* START Task input *

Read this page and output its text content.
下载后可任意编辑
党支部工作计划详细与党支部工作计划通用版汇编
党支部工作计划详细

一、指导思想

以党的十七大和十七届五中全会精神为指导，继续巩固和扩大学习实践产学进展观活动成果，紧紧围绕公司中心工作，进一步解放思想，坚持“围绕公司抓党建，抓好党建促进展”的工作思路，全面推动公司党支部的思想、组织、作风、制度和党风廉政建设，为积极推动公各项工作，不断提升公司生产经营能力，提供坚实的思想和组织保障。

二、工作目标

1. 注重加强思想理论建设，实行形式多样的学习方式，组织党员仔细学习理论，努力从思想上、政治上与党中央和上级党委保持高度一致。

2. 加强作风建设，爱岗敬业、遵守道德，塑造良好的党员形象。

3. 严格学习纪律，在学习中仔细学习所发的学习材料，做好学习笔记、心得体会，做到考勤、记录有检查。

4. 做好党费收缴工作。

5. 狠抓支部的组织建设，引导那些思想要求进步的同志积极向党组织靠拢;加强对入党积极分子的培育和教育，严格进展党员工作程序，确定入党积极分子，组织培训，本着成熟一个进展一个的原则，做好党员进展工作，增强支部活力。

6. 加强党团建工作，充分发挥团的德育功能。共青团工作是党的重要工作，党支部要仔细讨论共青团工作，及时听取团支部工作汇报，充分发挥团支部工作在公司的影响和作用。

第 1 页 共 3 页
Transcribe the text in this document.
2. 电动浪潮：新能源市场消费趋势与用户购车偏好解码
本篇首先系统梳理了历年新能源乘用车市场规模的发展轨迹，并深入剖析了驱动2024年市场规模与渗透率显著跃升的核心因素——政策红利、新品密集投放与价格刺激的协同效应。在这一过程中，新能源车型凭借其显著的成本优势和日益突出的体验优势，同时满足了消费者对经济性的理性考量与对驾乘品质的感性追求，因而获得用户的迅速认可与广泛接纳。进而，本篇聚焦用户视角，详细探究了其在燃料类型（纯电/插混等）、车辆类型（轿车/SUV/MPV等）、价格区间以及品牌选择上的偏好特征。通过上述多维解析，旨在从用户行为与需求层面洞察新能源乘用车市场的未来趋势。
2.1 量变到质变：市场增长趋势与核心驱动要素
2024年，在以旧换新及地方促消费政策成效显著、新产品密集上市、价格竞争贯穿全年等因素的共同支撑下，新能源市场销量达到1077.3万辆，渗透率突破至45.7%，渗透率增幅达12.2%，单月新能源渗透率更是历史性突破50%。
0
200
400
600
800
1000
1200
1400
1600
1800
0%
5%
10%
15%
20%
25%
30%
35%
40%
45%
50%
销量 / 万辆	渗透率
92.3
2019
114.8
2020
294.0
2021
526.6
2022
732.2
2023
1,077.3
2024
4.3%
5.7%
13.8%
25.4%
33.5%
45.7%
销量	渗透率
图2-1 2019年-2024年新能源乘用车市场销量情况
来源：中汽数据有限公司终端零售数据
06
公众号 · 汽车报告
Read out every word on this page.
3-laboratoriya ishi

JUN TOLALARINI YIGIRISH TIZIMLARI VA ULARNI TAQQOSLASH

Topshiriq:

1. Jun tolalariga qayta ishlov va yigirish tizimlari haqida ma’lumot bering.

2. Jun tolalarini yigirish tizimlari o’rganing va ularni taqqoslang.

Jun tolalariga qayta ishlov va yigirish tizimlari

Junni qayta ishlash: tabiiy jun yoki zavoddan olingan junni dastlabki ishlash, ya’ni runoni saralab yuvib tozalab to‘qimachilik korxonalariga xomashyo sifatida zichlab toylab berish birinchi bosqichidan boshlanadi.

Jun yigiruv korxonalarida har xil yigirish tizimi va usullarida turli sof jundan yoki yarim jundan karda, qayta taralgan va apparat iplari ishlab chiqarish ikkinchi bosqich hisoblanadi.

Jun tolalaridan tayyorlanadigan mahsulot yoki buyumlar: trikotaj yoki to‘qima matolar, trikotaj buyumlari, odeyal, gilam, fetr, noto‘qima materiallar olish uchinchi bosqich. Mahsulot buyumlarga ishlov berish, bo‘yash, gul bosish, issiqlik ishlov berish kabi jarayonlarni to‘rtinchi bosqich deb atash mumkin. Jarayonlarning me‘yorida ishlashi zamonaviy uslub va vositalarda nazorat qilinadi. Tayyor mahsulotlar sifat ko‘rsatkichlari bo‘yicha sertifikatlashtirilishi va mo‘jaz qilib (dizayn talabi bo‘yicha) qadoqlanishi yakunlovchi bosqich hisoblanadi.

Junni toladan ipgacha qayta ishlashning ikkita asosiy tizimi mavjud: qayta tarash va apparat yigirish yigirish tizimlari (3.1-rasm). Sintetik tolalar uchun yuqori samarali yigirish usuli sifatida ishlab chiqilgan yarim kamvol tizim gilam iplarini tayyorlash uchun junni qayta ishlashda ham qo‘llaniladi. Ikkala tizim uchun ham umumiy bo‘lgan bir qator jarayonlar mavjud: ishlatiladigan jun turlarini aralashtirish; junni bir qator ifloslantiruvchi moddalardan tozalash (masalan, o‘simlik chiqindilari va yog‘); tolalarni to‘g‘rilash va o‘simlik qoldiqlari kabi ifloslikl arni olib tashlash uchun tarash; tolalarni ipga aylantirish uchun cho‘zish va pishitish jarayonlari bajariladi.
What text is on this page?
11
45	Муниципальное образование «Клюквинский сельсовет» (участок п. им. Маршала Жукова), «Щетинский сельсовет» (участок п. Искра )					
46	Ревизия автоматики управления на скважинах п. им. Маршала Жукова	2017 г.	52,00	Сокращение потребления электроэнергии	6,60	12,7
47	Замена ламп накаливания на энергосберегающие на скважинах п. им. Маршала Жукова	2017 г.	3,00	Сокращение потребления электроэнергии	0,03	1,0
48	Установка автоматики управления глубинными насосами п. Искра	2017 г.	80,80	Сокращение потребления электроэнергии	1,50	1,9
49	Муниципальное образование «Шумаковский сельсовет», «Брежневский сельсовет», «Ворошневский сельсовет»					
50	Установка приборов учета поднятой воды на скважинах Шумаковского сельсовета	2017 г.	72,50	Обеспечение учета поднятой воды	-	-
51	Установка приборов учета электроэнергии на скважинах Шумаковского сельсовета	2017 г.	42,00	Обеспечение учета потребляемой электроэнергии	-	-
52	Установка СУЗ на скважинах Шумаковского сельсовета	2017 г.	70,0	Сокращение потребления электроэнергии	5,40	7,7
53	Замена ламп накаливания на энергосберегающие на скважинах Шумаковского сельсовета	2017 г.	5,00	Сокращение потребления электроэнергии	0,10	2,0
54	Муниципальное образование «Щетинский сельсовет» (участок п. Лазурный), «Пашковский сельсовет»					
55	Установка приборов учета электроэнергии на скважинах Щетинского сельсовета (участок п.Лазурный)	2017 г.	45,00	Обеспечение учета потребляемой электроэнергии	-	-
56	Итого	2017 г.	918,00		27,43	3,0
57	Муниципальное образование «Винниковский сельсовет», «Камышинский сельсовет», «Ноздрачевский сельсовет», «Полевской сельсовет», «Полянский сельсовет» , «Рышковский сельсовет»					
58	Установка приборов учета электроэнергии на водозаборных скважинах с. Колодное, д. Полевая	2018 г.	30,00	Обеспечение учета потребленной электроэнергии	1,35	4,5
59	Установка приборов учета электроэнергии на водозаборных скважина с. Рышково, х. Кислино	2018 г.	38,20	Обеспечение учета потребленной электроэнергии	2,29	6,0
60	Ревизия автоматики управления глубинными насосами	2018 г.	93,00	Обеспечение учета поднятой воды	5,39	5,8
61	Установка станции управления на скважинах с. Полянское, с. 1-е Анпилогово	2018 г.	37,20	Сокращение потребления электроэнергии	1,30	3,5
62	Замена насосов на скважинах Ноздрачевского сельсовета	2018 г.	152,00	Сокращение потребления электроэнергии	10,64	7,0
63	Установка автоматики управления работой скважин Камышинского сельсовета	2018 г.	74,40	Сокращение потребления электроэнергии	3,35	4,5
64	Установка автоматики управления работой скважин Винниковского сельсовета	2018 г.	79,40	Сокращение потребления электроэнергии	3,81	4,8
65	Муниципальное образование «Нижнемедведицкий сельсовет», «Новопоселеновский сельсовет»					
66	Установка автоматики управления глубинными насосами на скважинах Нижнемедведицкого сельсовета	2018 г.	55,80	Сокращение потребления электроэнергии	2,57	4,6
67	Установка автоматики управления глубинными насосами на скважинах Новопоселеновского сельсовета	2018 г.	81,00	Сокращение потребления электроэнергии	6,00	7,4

* END Task input *

Show the lines from the data above that contain the string "ламп".

→ Reply to the task:
47	Замена ламп накаливания на энергосберегающие на скважинах п. им. Маршала Жукова	2017 г.	3,00	Сокращение потребления электроэнергии	0,03	1,0
53	Замена ламп накаливания на энергосберегающие на скважинах Шумаковского сельсовета	2017 г.	5,00	Сокращение потребления электроэнергии	0,10	2,0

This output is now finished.